* [Request] Pictures do not belong in the copy, so please give every entry below again exactly.

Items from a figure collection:
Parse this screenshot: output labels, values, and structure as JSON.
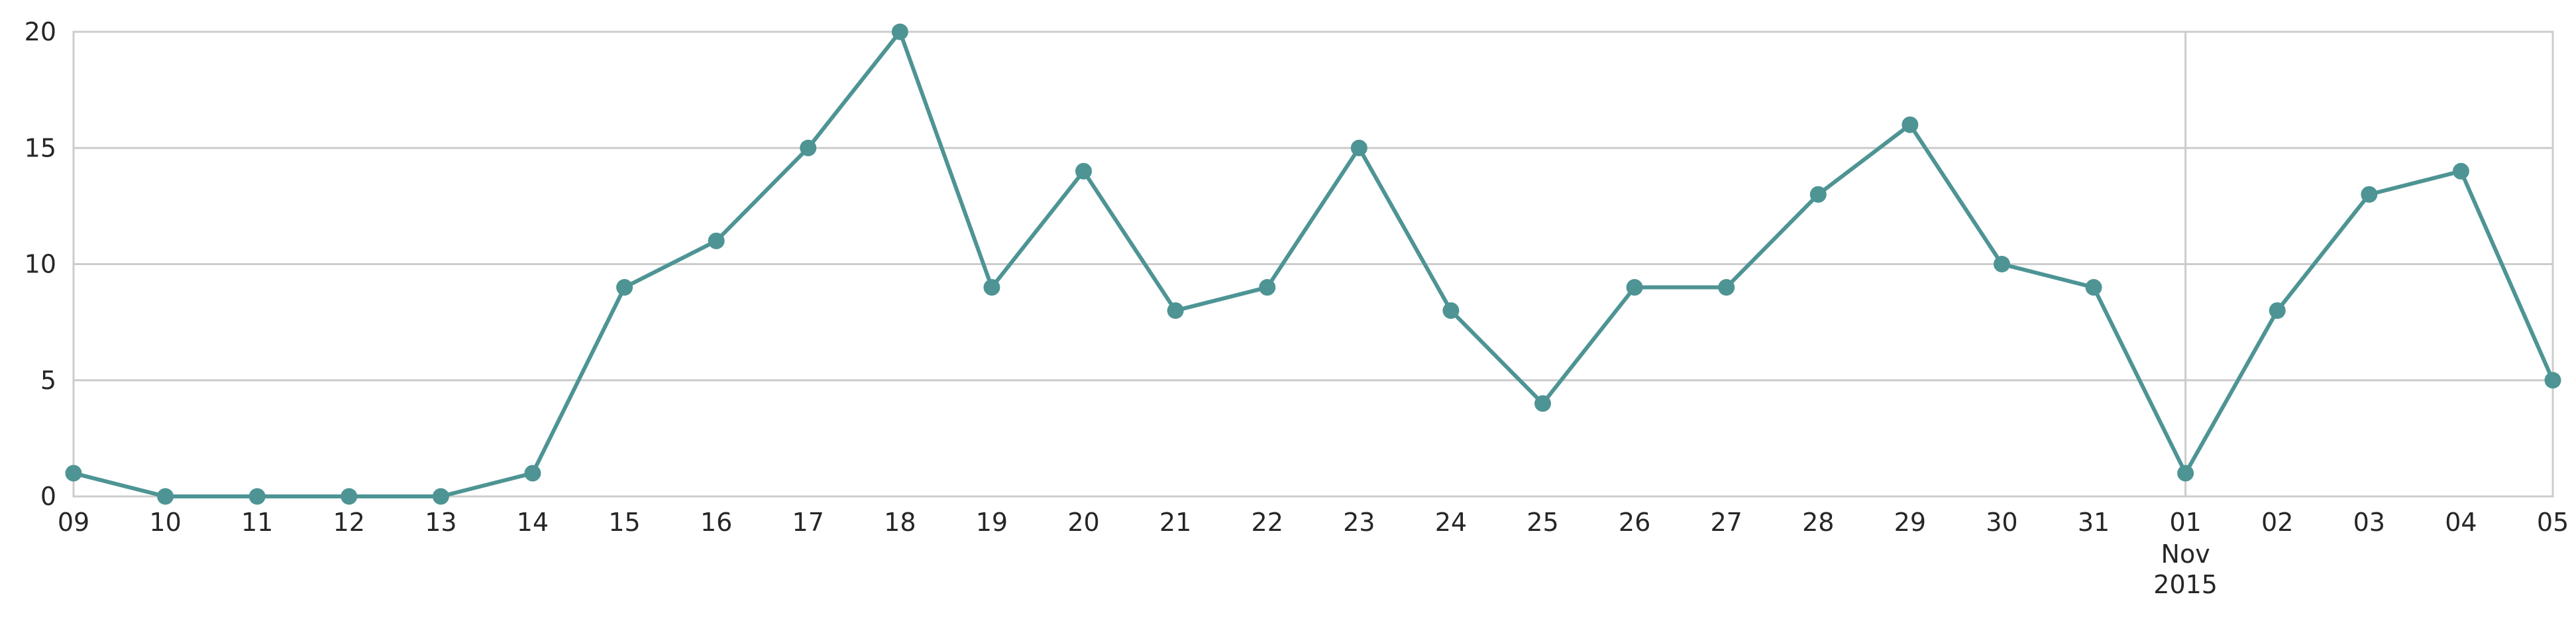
{
  "chart_data": {
    "type": "line",
    "title": "",
    "xlabel": "",
    "ylabel": "",
    "x": [
      "2015-10-09",
      "2015-10-10",
      "2015-10-11",
      "2015-10-12",
      "2015-10-13",
      "2015-10-14",
      "2015-10-15",
      "2015-10-16",
      "2015-10-17",
      "2015-10-18",
      "2015-10-19",
      "2015-10-20",
      "2015-10-21",
      "2015-10-22",
      "2015-10-23",
      "2015-10-24",
      "2015-10-25",
      "2015-10-26",
      "2015-10-27",
      "2015-10-28",
      "2015-10-29",
      "2015-10-30",
      "2015-10-31",
      "2015-11-01",
      "2015-11-02",
      "2015-11-03",
      "2015-11-04",
      "2015-11-05"
    ],
    "series": [
      {
        "values": [
          1,
          0,
          0,
          0,
          0,
          1,
          9,
          11,
          15,
          20,
          9,
          14,
          8,
          9,
          15,
          8,
          4,
          9,
          9,
          13,
          16,
          10,
          9,
          1,
          8,
          13,
          14,
          5
        ],
        "color": "#4e9494",
        "marker": "circle"
      }
    ],
    "x_tick_labels": [
      "09",
      "10",
      "11",
      "12",
      "13",
      "14",
      "15",
      "16",
      "17",
      "18",
      "19",
      "20",
      "21",
      "22",
      "23",
      "24",
      "25",
      "26",
      "27",
      "28",
      "29",
      "30",
      "31",
      "01",
      "02",
      "03",
      "04",
      "05"
    ],
    "x_major_labels": [
      {
        "tick": "01",
        "month": "Nov",
        "year": "2015"
      }
    ],
    "y_ticks": [
      0,
      5,
      10,
      15,
      20
    ],
    "y_tick_labels": [
      "0",
      "5",
      "10",
      "15",
      "20"
    ],
    "ylim": [
      0,
      20
    ],
    "xlim": [
      "2015-10-09",
      "2015-11-05"
    ],
    "grid": "horizontal",
    "major_vertical_gridline": "2015-11-01",
    "legend": "none",
    "colors": {
      "line": "#4e9494",
      "grid": "#cccccc",
      "axes": "#cccccc",
      "text": "#262626"
    }
  }
}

* [Answer below]
Parse this screenshot: output labels, values, and structure as JSON.
{
  "chart_data": {
    "type": "line",
    "title": "",
    "xlabel": "",
    "ylabel": "",
    "x": [
      "2015-10-09",
      "2015-10-10",
      "2015-10-11",
      "2015-10-12",
      "2015-10-13",
      "2015-10-14",
      "2015-10-15",
      "2015-10-16",
      "2015-10-17",
      "2015-10-18",
      "2015-10-19",
      "2015-10-20",
      "2015-10-21",
      "2015-10-22",
      "2015-10-23",
      "2015-10-24",
      "2015-10-25",
      "2015-10-26",
      "2015-10-27",
      "2015-10-28",
      "2015-10-29",
      "2015-10-30",
      "2015-10-31",
      "2015-11-01",
      "2015-11-02",
      "2015-11-03",
      "2015-11-04",
      "2015-11-05"
    ],
    "series": [
      {
        "values": [
          1,
          0,
          0,
          0,
          0,
          1,
          9,
          11,
          15,
          20,
          9,
          14,
          8,
          9,
          15,
          8,
          4,
          9,
          9,
          13,
          16,
          10,
          9,
          1,
          8,
          13,
          14,
          5
        ],
        "color": "#4e9494",
        "marker": "circle"
      }
    ],
    "x_tick_labels": [
      "09",
      "10",
      "11",
      "12",
      "13",
      "14",
      "15",
      "16",
      "17",
      "18",
      "19",
      "20",
      "21",
      "22",
      "23",
      "24",
      "25",
      "26",
      "27",
      "28",
      "29",
      "30",
      "31",
      "01",
      "02",
      "03",
      "04",
      "05"
    ],
    "x_major_labels": [
      {
        "tick": "01",
        "month": "Nov",
        "year": "2015"
      }
    ],
    "y_ticks": [
      0,
      5,
      10,
      15,
      20
    ],
    "y_tick_labels": [
      "0",
      "5",
      "10",
      "15",
      "20"
    ],
    "ylim": [
      0,
      20
    ],
    "xlim": [
      "2015-10-09",
      "2015-11-05"
    ],
    "grid": "horizontal",
    "major_vertical_gridline": "2015-11-01",
    "legend": "none",
    "colors": {
      "line": "#4e9494",
      "grid": "#cccccc",
      "axes": "#cccccc",
      "text": "#262626"
    }
  }
}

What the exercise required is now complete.